→ Stored entries:
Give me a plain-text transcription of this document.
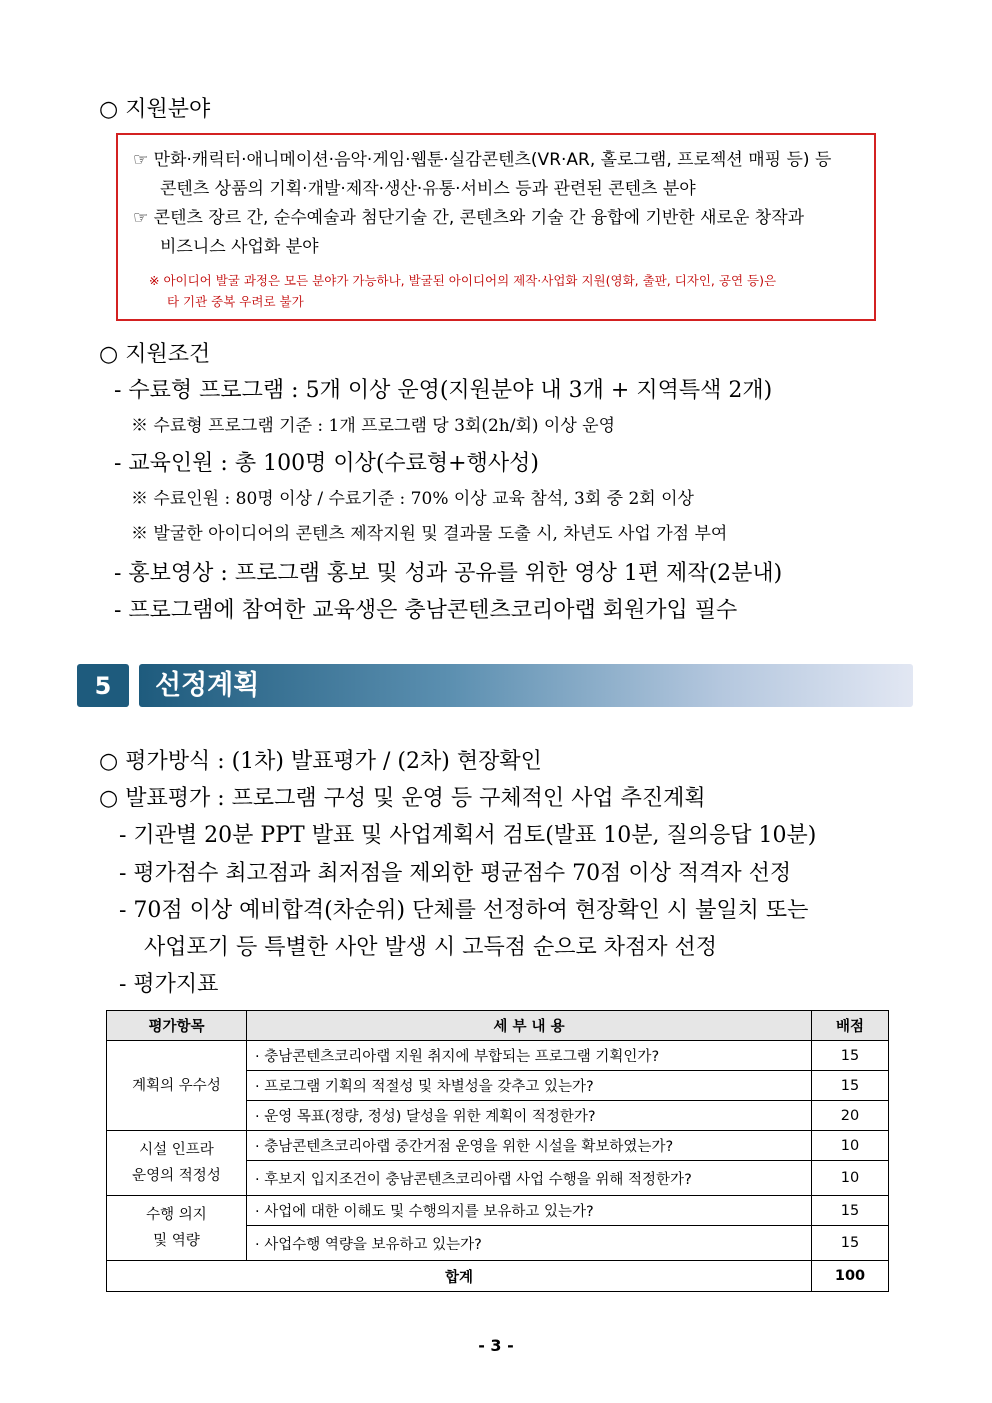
○ 지원분야
☞ 만화·캐릭터·애니메이션·음악·게임·웹툰·실감콘텐츠(VR·AR, 홀로그램, 프로젝션 매핑 등) 등
콘텐츠 상품의 기획·개발·제작·생산·유통·서비스 등과 관련된 콘텐츠 분야
☞ 콘텐츠 장르 간, 순수예술과 첨단기술 간, 콘텐츠와 기술 간 융합에 기반한 새로운 창작과
비즈니스 사업화 분야
※ 아이디어 발굴 과정은 모든 분야가 가능하나, 발굴된 아이디어의 제작·사업화 지원(영화, 출판, 디자인, 공연 등)은
타 기관 중복 우려로 불가
○ 지원조건
- 수료형 프로그램 : 5개 이상 운영(지원분야 내 3개 + 지역특색 2개)
※ 수료형 프로그램 기준 : 1개 프로그램 당 3회(2h/회) 이상 운영
- 교육인원 : 총 100명 이상(수료형+행사성)
※ 수료인원 : 80명 이상 / 수료기준 : 70% 이상 교육 참석, 3회 중 2회 이상
※ 발굴한 아이디어의 콘텐츠 제작지원 및 결과물 도출 시, 차년도 사업 가점 부여
- 홍보영상 : 프로그램 홍보 및 성과 공유를 위한 영상 1편 제작(2분내)
- 프로그램에 참여한 교육생은 충남콘텐츠코리아랩 회원가입 필수
5	선정계획
○ 평가방식 : (1차) 발표평가 / (2차) 현장확인
○ 발표평가 : 프로그램 구성 및 운영 등 구체적인 사업 추진계획
- 기관별 20분 PPT 발표 및 사업계획서 검토(발표 10분, 질의응답 10분)
- 평가점수 최고점과 최저점을 제외한 평균점수 70점 이상 적격자 선정
- 70점 이상 예비합격(차순위) 단체를 선정하여 현장확인 시 불일치 또는
사업포기 등 특별한 사안 발생 시 고득점 순으로 차점자 선정
- 평가지표
평가항목	세 부 내 용	배점
계획의 우수성	· 충남콘텐츠코리아랩 지원 취지에 부합되는 프로그램 기획인가?	15
	· 프로그램 기획의 적절성 및 차별성을 갖추고 있는가?	15
	· 운영 목표(정량, 정성) 달성을 위한 계획이 적정한가?	20
시설 인프라
운영의 적정성	· 충남콘텐츠코리아랩 중간거점 운영을 위한 시설을 확보하였는가?	10
	· 후보지 입지조건이 충남콘텐츠코리아랩 사업 수행을 위해 적정한가?	10
수행 의지
및 역량	· 사업에 대한 이해도 및 수행의지를 보유하고 있는가?	15
	· 사업수행 역량을 보유하고 있는가?	15
합계		100
- 3 -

→ Exercise aim:
Reproduce every line above as written, skipping pictures.

→ Full output:
Give me a plain-text transcription of this document.
○ 지원분야
☞ 만화·캐릭터·애니메이션·음악·게임·웹툰·실감콘텐츠(VR·AR, 홀로그램, 프로젝션 매핑 등) 등
콘텐츠 상품의 기획·개발·제작·생산·유통·서비스 등과 관련된 콘텐츠 분야
☞ 콘텐츠 장르 간, 순수예술과 첨단기술 간, 콘텐츠와 기술 간 융합에 기반한 새로운 창작과
비즈니스 사업화 분야
※ 아이디어 발굴 과정은 모든 분야가 가능하나, 발굴된 아이디어의 제작·사업화 지원(영화, 출판, 디자인, 공연 등)은
타 기관 중복 우려로 불가
○ 지원조건
- 수료형 프로그램 : 5개 이상 운영(지원분야 내 3개 + 지역특색 2개)
※ 수료형 프로그램 기준 : 1개 프로그램 당 3회(2h/회) 이상 운영
- 교육인원 : 총 100명 이상(수료형+행사성)
※ 수료인원 : 80명 이상 / 수료기준 : 70% 이상 교육 참석, 3회 중 2회 이상
※ 발굴한 아이디어의 콘텐츠 제작지원 및 결과물 도출 시, 차년도 사업 가점 부여
- 홍보영상 : 프로그램 홍보 및 성과 공유를 위한 영상 1편 제작(2분내)
- 프로그램에 참여한 교육생은 충남콘텐츠코리아랩 회원가입 필수
5	선정계획
○ 평가방식 : (1차) 발표평가 / (2차) 현장확인
○ 발표평가 : 프로그램 구성 및 운영 등 구체적인 사업 추진계획
- 기관별 20분 PPT 발표 및 사업계획서 검토(발표 10분, 질의응답 10분)
- 평가점수 최고점과 최저점을 제외한 평균점수 70점 이상 적격자 선정
- 70점 이상 예비합격(차순위) 단체를 선정하여 현장확인 시 불일치 또는
사업포기 등 특별한 사안 발생 시 고득점 순으로 차점자 선정
- 평가지표
평가항목	세 부 내 용	배점
계획의 우수성	· 충남콘텐츠코리아랩 지원 취지에 부합되는 프로그램 기획인가?	15
	· 프로그램 기획의 적절성 및 차별성을 갖추고 있는가?	15
	· 운영 목표(정량, 정성) 달성을 위한 계획이 적정한가?	20
시설 인프라
운영의 적정성	· 충남콘텐츠코리아랩 중간거점 운영을 위한 시설을 확보하였는가?	10
	· 후보지 입지조건이 충남콘텐츠코리아랩 사업 수행을 위해 적정한가?	10
수행 의지
및 역량	· 사업에 대한 이해도 및 수행의지를 보유하고 있는가?	15
	· 사업수행 역량을 보유하고 있는가?	15
합계		100
- 3 -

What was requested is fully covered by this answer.